*** RECORDS PROVIDED ***

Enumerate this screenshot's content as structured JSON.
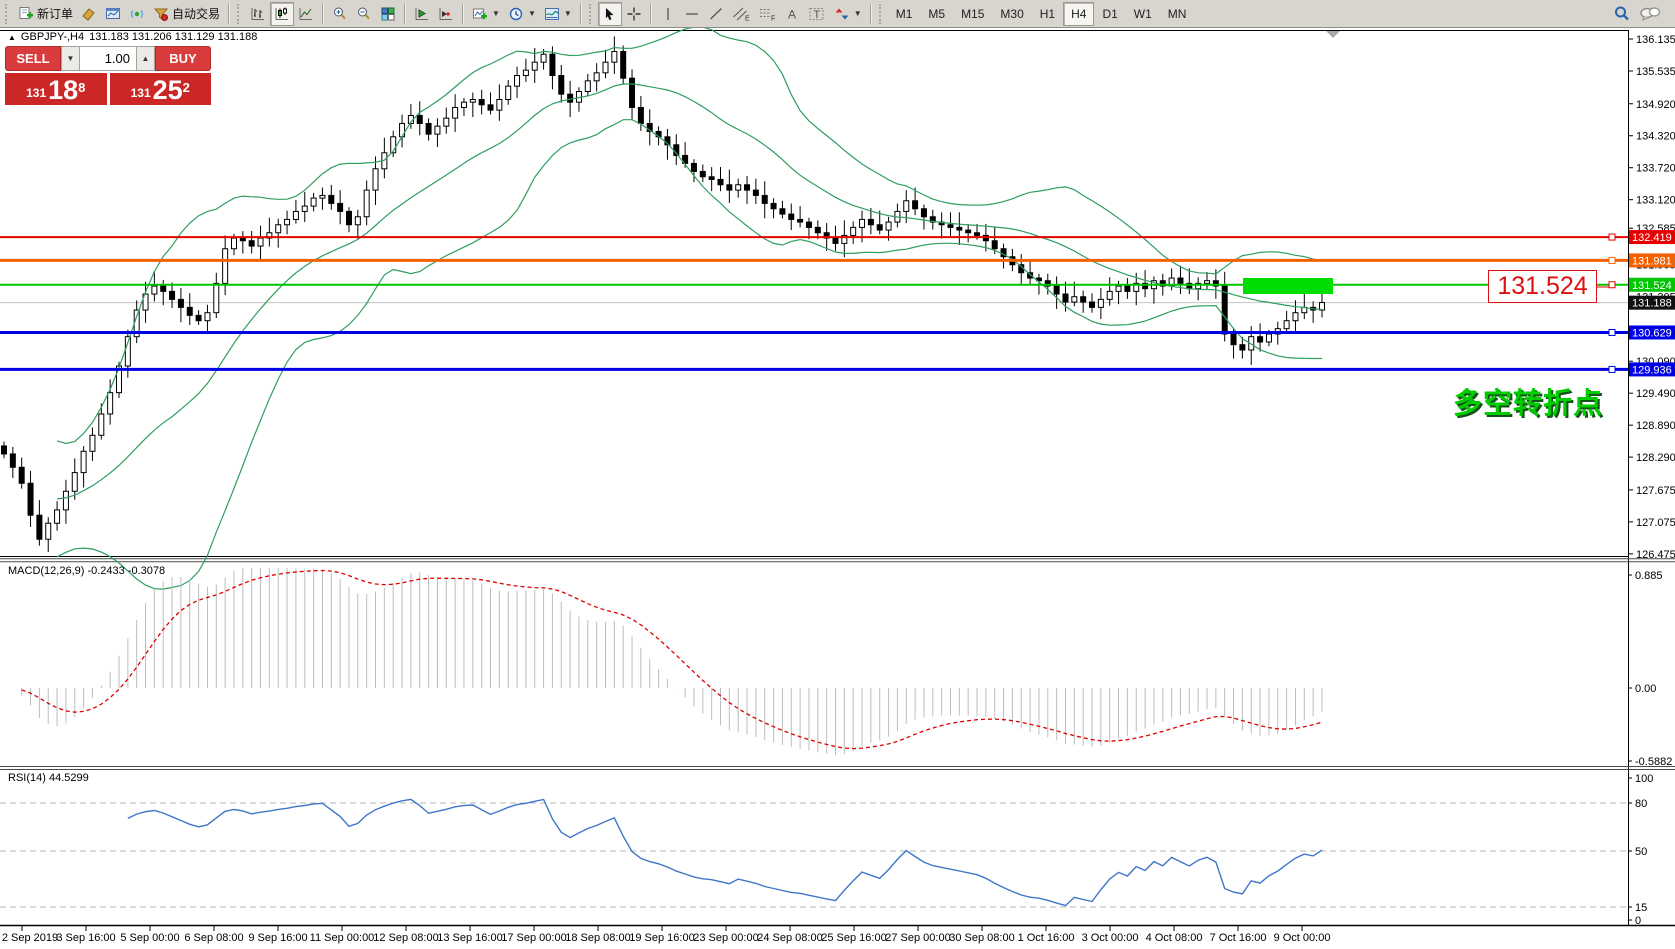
{
  "toolbar": {
    "new_order_label": "新订单",
    "auto_trading_label": "自动交易",
    "timeframes": [
      "M1",
      "M5",
      "M15",
      "M30",
      "H1",
      "H4",
      "D1",
      "W1",
      "MN"
    ],
    "selected_timeframe": "H4",
    "icon_letters": {
      "channel": "E",
      "fibo": "F",
      "text": "A",
      "label": "T"
    }
  },
  "chart": {
    "symbol_header": {
      "symbol": "GBPJPY-,H4",
      "ohlc": "131.183 131.206 131.129 131.188"
    },
    "trade_panel": {
      "sell_label": "SELL",
      "buy_label": "BUY",
      "volume": "1.00",
      "sell_price": {
        "prefix": "131",
        "big": "18",
        "sup": "8"
      },
      "buy_price": {
        "prefix": "131",
        "big": "25",
        "sup": "2"
      }
    },
    "annotation": {
      "price_label": "131.524",
      "turning_point_text": "多空转折点"
    },
    "macd_label": "MACD(12,26,9) -0.2433 -0.3078",
    "rsi_label": "RSI(14) 44.5299"
  },
  "chart_data": {
    "type": "candlestick",
    "symbol": "GBPJPY-",
    "timeframe": "H4",
    "last_ohlc": {
      "open": 131.183,
      "high": 131.206,
      "low": 131.129,
      "close": 131.188
    },
    "x_labels": [
      "2 Sep 2019",
      "3 Sep 16:00",
      "5 Sep 00:00",
      "6 Sep 08:00",
      "9 Sep 16:00",
      "11 Sep 00:00",
      "12 Sep 08:00",
      "13 Sep 16:00",
      "17 Sep 00:00",
      "18 Sep 08:00",
      "19 Sep 16:00",
      "23 Sep 00:00",
      "24 Sep 08:00",
      "25 Sep 16:00",
      "27 Sep 00:00",
      "30 Sep 08:00",
      "1 Oct 16:00",
      "3 Oct 00:00",
      "4 Oct 08:00",
      "7 Oct 16:00",
      "9 Oct 00:00"
    ],
    "y_ticks": [
      "136.135",
      "135.535",
      "134.920",
      "134.320",
      "133.720",
      "133.120",
      "132.585",
      "131.905",
      "131.305",
      "130.090",
      "129.490",
      "128.890",
      "128.290",
      "127.675",
      "127.075",
      "126.475"
    ],
    "ylim": [
      126.175,
      136.35
    ],
    "closes": [
      128.35,
      128.1,
      127.8,
      127.2,
      126.75,
      127.05,
      127.3,
      127.65,
      128.0,
      128.4,
      128.7,
      129.1,
      129.5,
      130.0,
      130.55,
      131.05,
      131.35,
      131.5,
      131.4,
      131.25,
      131.1,
      130.95,
      130.85,
      131.0,
      131.55,
      132.2,
      132.4,
      132.35,
      132.25,
      132.4,
      132.5,
      132.65,
      132.75,
      132.9,
      133.0,
      133.15,
      133.2,
      133.05,
      132.9,
      132.65,
      132.8,
      133.3,
      133.7,
      134.0,
      134.3,
      134.55,
      134.7,
      134.55,
      134.35,
      134.5,
      134.65,
      134.85,
      134.95,
      135.0,
      134.9,
      134.8,
      135.0,
      135.25,
      135.45,
      135.55,
      135.7,
      135.85,
      135.45,
      135.1,
      134.95,
      135.15,
      135.35,
      135.5,
      135.7,
      135.9,
      135.4,
      134.85,
      134.55,
      134.4,
      134.3,
      134.15,
      133.95,
      133.8,
      133.65,
      133.55,
      133.5,
      133.4,
      133.3,
      133.4,
      133.3,
      133.2,
      133.05,
      132.95,
      132.85,
      132.75,
      132.7,
      132.6,
      132.5,
      132.4,
      132.3,
      132.45,
      132.6,
      132.75,
      132.65,
      132.55,
      132.7,
      132.9,
      133.1,
      132.95,
      132.8,
      132.7,
      132.65,
      132.6,
      132.55,
      132.5,
      132.45,
      132.35,
      132.2,
      132.05,
      131.9,
      131.75,
      131.65,
      131.6,
      131.5,
      131.35,
      131.2,
      131.3,
      131.2,
      131.1,
      131.25,
      131.4,
      131.5,
      131.4,
      131.55,
      131.45,
      131.6,
      131.5,
      131.65,
      131.55,
      131.45,
      131.55,
      131.6,
      131.5,
      130.6,
      130.4,
      130.3,
      130.55,
      130.45,
      130.6,
      130.7,
      130.85,
      131.0,
      131.1,
      131.05,
      131.19
    ],
    "indicators": {
      "bollinger": {
        "period": 20,
        "deviation": 2,
        "color": "#2f9e5f"
      },
      "macd": {
        "fast": 12,
        "slow": 26,
        "signal": 9,
        "value": -0.2433,
        "signal_value": -0.3078,
        "scale_top": "0.885",
        "scale_zero": "0.00",
        "scale_bottom": "-0.5882"
      },
      "rsi": {
        "period": 14,
        "value": 44.5299,
        "levels": [
          "100",
          "80",
          "50",
          "15",
          "0"
        ]
      }
    },
    "hlines": [
      {
        "price": "132.419",
        "value": 132.419,
        "color": "#e60000",
        "width": 2
      },
      {
        "price": "131.981",
        "value": 131.981,
        "color": "#f26200",
        "width": 3
      },
      {
        "price": "131.524",
        "value": 131.524,
        "color": "#00c400",
        "width": 2
      },
      {
        "price": "130.629",
        "value": 130.629,
        "color": "#0000e6",
        "width": 3
      },
      {
        "price": "129.936",
        "value": 129.936,
        "color": "#0000e6",
        "width": 3
      }
    ],
    "current_price": {
      "price": "131.188",
      "value": 131.188
    },
    "highlight_box": {
      "price": 131.524,
      "color": "#00dd00"
    }
  }
}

***

== EXERCISE DETAILS ==
Filter the records down to the lines that contain the string "color", and copy those lines.

== EXERCISE RESPONSE ==
        "color": "#2f9e5f"
        "color": "#e60000",
        "color": "#f26200",
        "color": "#00c400",
        "color": "#0000e6",
        "color": "#0000e6",
      "color": "#00dd00"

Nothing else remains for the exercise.